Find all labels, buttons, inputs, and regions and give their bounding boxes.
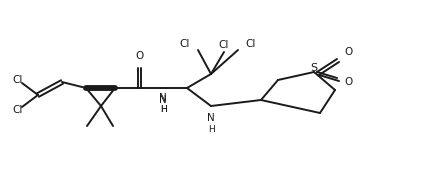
Text: Cl: Cl	[219, 40, 229, 50]
Text: Cl: Cl	[12, 105, 22, 115]
Text: O: O	[344, 47, 352, 57]
Text: Cl: Cl	[245, 39, 255, 49]
Text: Cl: Cl	[180, 39, 190, 49]
Text: H: H	[160, 106, 166, 114]
Text: Cl: Cl	[12, 75, 22, 85]
Text: N: N	[159, 93, 167, 103]
Text: O: O	[344, 77, 352, 87]
Text: H: H	[160, 104, 166, 114]
Text: N: N	[207, 113, 215, 123]
Text: S: S	[311, 63, 318, 73]
Text: N: N	[159, 95, 167, 105]
Text: H: H	[208, 124, 214, 134]
Text: O: O	[135, 51, 143, 61]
********
# SET TASK:
Reproduce every line of the entry above word for word, leaving out the picture.

# RESPONSE:
Find all labels, buttons, inputs, and regions and give their bounding boxes.
Text: Cl: Cl	[219, 40, 229, 50]
Text: Cl: Cl	[12, 105, 22, 115]
Text: O: O	[344, 47, 352, 57]
Text: Cl: Cl	[245, 39, 255, 49]
Text: Cl: Cl	[180, 39, 190, 49]
Text: H: H	[160, 106, 166, 114]
Text: Cl: Cl	[12, 75, 22, 85]
Text: N: N	[159, 93, 167, 103]
Text: O: O	[344, 77, 352, 87]
Text: H: H	[160, 104, 166, 114]
Text: N: N	[207, 113, 215, 123]
Text: S: S	[311, 63, 318, 73]
Text: N: N	[159, 95, 167, 105]
Text: H: H	[208, 124, 214, 134]
Text: O: O	[135, 51, 143, 61]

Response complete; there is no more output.